**The exercise**
Transcribe all of the data exactly. Omit the pictures.

>>>>

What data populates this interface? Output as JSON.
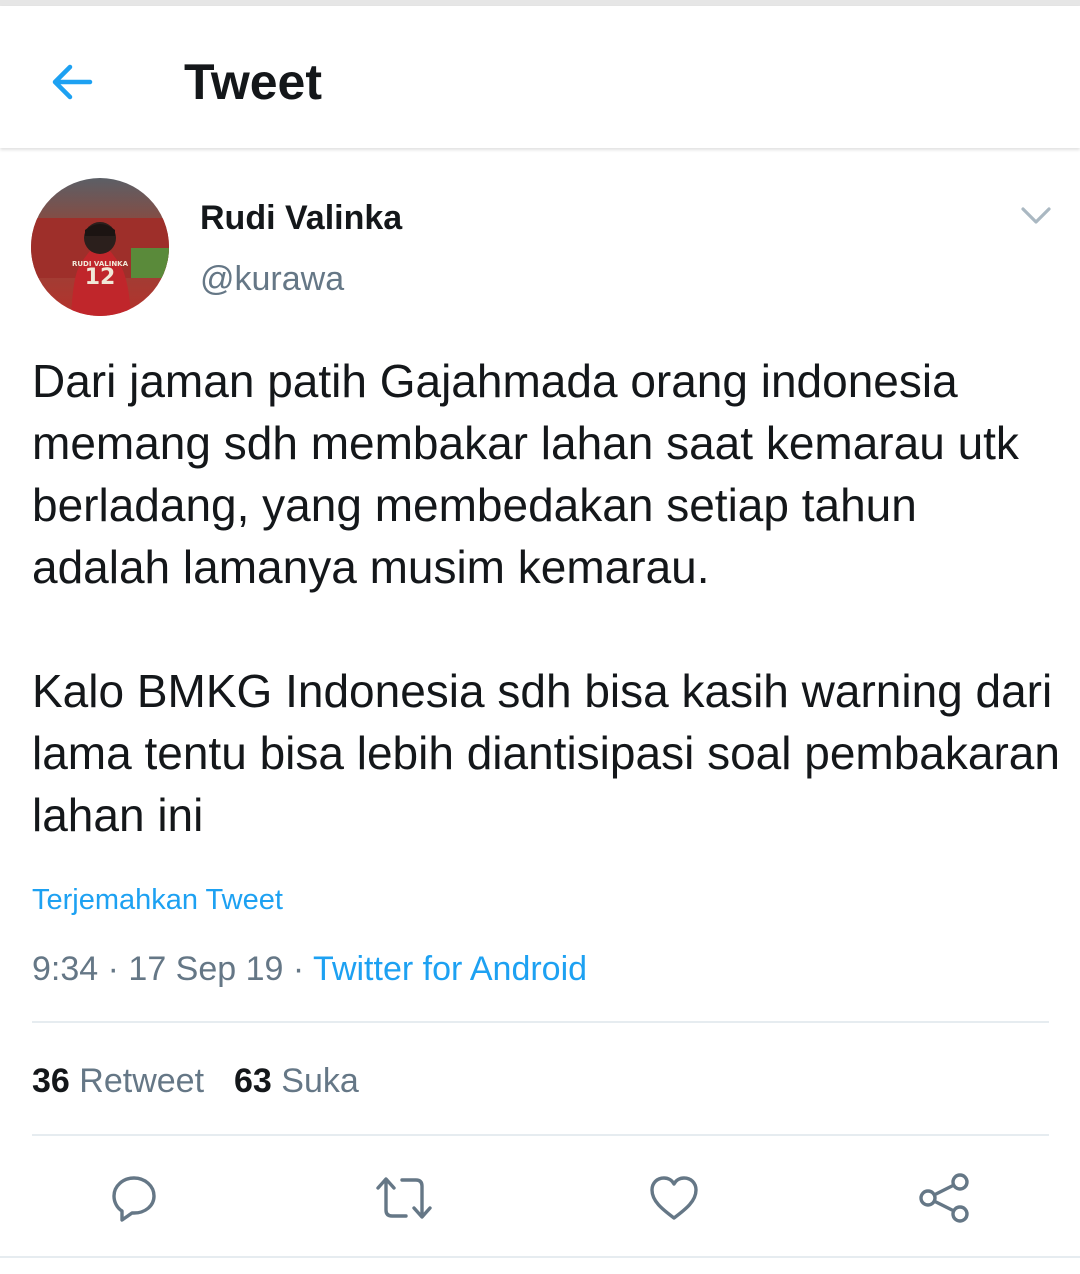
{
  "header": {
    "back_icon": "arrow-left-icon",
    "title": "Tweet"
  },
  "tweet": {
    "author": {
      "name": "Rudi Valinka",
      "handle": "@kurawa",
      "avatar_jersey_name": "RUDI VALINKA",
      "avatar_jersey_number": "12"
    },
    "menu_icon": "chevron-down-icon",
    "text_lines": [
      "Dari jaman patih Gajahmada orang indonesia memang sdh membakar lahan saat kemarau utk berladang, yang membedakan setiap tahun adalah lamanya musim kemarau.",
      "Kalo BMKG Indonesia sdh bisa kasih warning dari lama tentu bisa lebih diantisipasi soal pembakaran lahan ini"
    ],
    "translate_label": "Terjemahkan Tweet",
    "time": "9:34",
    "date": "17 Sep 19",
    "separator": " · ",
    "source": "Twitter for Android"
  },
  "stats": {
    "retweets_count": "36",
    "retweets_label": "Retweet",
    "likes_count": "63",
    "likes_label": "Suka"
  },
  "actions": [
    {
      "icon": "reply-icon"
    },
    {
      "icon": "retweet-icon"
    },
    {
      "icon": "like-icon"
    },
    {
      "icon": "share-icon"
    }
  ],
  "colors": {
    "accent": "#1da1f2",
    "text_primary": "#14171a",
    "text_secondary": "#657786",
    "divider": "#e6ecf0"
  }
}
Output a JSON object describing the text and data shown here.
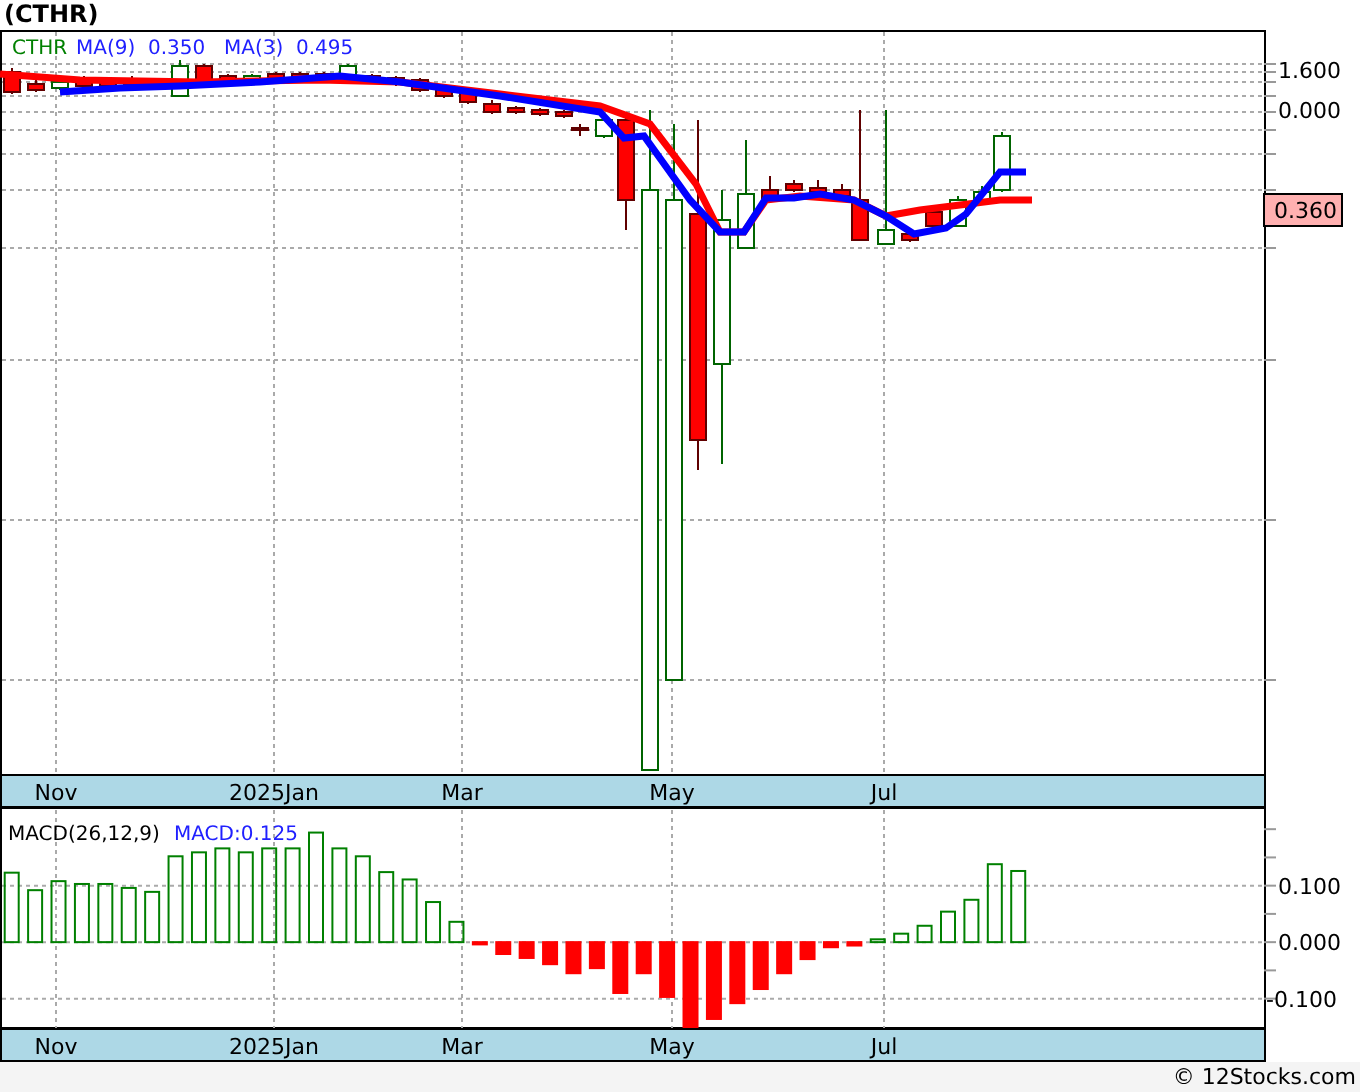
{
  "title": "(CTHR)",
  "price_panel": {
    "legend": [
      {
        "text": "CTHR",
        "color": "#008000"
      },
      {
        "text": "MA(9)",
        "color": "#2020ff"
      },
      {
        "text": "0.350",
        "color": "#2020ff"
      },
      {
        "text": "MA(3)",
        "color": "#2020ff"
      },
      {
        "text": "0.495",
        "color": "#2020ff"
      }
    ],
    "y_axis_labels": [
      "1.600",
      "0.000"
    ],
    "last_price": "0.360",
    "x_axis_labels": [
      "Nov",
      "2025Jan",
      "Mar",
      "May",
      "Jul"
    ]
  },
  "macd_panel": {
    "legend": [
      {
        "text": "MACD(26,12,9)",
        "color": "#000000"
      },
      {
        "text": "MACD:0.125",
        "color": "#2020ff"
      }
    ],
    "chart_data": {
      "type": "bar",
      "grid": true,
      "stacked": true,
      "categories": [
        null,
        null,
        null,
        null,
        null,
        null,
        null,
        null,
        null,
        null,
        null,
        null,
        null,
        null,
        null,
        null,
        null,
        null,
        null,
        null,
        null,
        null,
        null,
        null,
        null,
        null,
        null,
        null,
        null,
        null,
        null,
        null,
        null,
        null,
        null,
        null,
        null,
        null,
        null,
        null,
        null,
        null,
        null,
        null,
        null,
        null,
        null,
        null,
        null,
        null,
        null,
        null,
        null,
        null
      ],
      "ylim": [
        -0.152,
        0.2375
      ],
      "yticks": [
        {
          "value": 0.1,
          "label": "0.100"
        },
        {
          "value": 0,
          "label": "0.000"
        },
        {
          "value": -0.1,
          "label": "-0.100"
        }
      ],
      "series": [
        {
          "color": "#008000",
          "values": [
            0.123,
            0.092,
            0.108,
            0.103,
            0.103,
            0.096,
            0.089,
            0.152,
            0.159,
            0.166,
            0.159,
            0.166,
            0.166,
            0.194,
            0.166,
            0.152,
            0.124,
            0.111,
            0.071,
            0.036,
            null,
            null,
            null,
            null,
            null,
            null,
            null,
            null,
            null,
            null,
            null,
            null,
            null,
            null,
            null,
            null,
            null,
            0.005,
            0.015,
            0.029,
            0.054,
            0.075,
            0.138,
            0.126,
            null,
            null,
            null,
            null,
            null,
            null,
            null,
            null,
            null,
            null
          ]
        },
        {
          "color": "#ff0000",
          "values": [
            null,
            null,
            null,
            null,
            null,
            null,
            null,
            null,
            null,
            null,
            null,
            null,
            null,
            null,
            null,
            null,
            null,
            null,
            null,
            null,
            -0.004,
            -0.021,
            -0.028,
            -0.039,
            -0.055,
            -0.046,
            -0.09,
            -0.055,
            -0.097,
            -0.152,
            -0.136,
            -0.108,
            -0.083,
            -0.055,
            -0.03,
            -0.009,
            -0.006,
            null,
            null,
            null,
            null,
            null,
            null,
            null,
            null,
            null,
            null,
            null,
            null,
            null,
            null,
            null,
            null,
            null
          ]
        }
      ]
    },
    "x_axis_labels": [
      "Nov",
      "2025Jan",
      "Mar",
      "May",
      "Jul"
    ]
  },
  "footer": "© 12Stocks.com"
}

<<<<

**Answer below**
What data populates this interface? Output as JSON.
{
  "header": {
    "back_icon": "arrow-left-icon",
    "title": "Tweet"
  },
  "tweet": {
    "author": {
      "name": "Rudi Valinka",
      "handle": "@kurawa",
      "avatar_jersey_name": "RUDI VALINKA",
      "avatar_jersey_number": "12"
    },
    "menu_icon": "chevron-down-icon",
    "text_lines": [
      "Dari jaman patih Gajahmada orang indonesia memang sdh membakar lahan saat kemarau utk berladang, yang membedakan setiap tahun adalah lamanya musim kemarau.",
      "Kalo BMKG Indonesia sdh bisa kasih warning dari lama tentu bisa lebih diantisipasi soal pembakaran lahan ini"
    ],
    "translate_label": "Terjemahkan Tweet",
    "time": "9:34",
    "date": "17 Sep 19",
    "separator": " · ",
    "source": "Twitter for Android"
  },
  "stats": {
    "retweets_count": "36",
    "retweets_label": "Retweet",
    "likes_count": "63",
    "likes_label": "Suka"
  },
  "actions": [
    {
      "icon": "reply-icon"
    },
    {
      "icon": "retweet-icon"
    },
    {
      "icon": "like-icon"
    },
    {
      "icon": "share-icon"
    }
  ],
  "colors": {
    "accent": "#1da1f2",
    "text_primary": "#14171a",
    "text_secondary": "#657786",
    "divider": "#e6ecf0"
  }
}
Output a JSON object describing the text and data shown here.
{
  "title": "(CTHR)",
  "price_panel": {
    "legend": [
      {
        "text": "CTHR",
        "color": "#008000"
      },
      {
        "text": "MA(9)",
        "color": "#2020ff"
      },
      {
        "text": "0.350",
        "color": "#2020ff"
      },
      {
        "text": "MA(3)",
        "color": "#2020ff"
      },
      {
        "text": "0.495",
        "color": "#2020ff"
      }
    ],
    "y_axis_labels": [
      "1.600",
      "0.000"
    ],
    "last_price": "0.360",
    "x_axis_labels": [
      "Nov",
      "2025Jan",
      "Mar",
      "May",
      "Jul"
    ]
  },
  "macd_panel": {
    "legend": [
      {
        "text": "MACD(26,12,9)",
        "color": "#000000"
      },
      {
        "text": "MACD:0.125",
        "color": "#2020ff"
      }
    ],
    "chart_data": {
      "type": "bar",
      "grid": true,
      "stacked": true,
      "categories": [
        null,
        null,
        null,
        null,
        null,
        null,
        null,
        null,
        null,
        null,
        null,
        null,
        null,
        null,
        null,
        null,
        null,
        null,
        null,
        null,
        null,
        null,
        null,
        null,
        null,
        null,
        null,
        null,
        null,
        null,
        null,
        null,
        null,
        null,
        null,
        null,
        null,
        null,
        null,
        null,
        null,
        null,
        null,
        null,
        null,
        null,
        null,
        null,
        null,
        null,
        null,
        null,
        null,
        null
      ],
      "ylim": [
        -0.152,
        0.2375
      ],
      "yticks": [
        {
          "value": 0.1,
          "label": "0.100"
        },
        {
          "value": 0,
          "label": "0.000"
        },
        {
          "value": -0.1,
          "label": "-0.100"
        }
      ],
      "series": [
        {
          "color": "#008000",
          "values": [
            0.123,
            0.092,
            0.108,
            0.103,
            0.103,
            0.096,
            0.089,
            0.152,
            0.159,
            0.166,
            0.159,
            0.166,
            0.166,
            0.194,
            0.166,
            0.152,
            0.124,
            0.111,
            0.071,
            0.036,
            null,
            null,
            null,
            null,
            null,
            null,
            null,
            null,
            null,
            null,
            null,
            null,
            null,
            null,
            null,
            null,
            null,
            0.005,
            0.015,
            0.029,
            0.054,
            0.075,
            0.138,
            0.126,
            null,
            null,
            null,
            null,
            null,
            null,
            null,
            null,
            null,
            null
          ]
        },
        {
          "color": "#ff0000",
          "values": [
            null,
            null,
            null,
            null,
            null,
            null,
            null,
            null,
            null,
            null,
            null,
            null,
            null,
            null,
            null,
            null,
            null,
            null,
            null,
            null,
            -0.004,
            -0.021,
            -0.028,
            -0.039,
            -0.055,
            -0.046,
            -0.09,
            -0.055,
            -0.097,
            -0.152,
            -0.136,
            -0.108,
            -0.083,
            -0.055,
            -0.03,
            -0.009,
            -0.006,
            null,
            null,
            null,
            null,
            null,
            null,
            null,
            null,
            null,
            null,
            null,
            null,
            null,
            null,
            null,
            null,
            null
          ]
        }
      ]
    },
    "x_axis_labels": [
      "Nov",
      "2025Jan",
      "Mar",
      "May",
      "Jul"
    ]
  },
  "footer": "© 12Stocks.com"
}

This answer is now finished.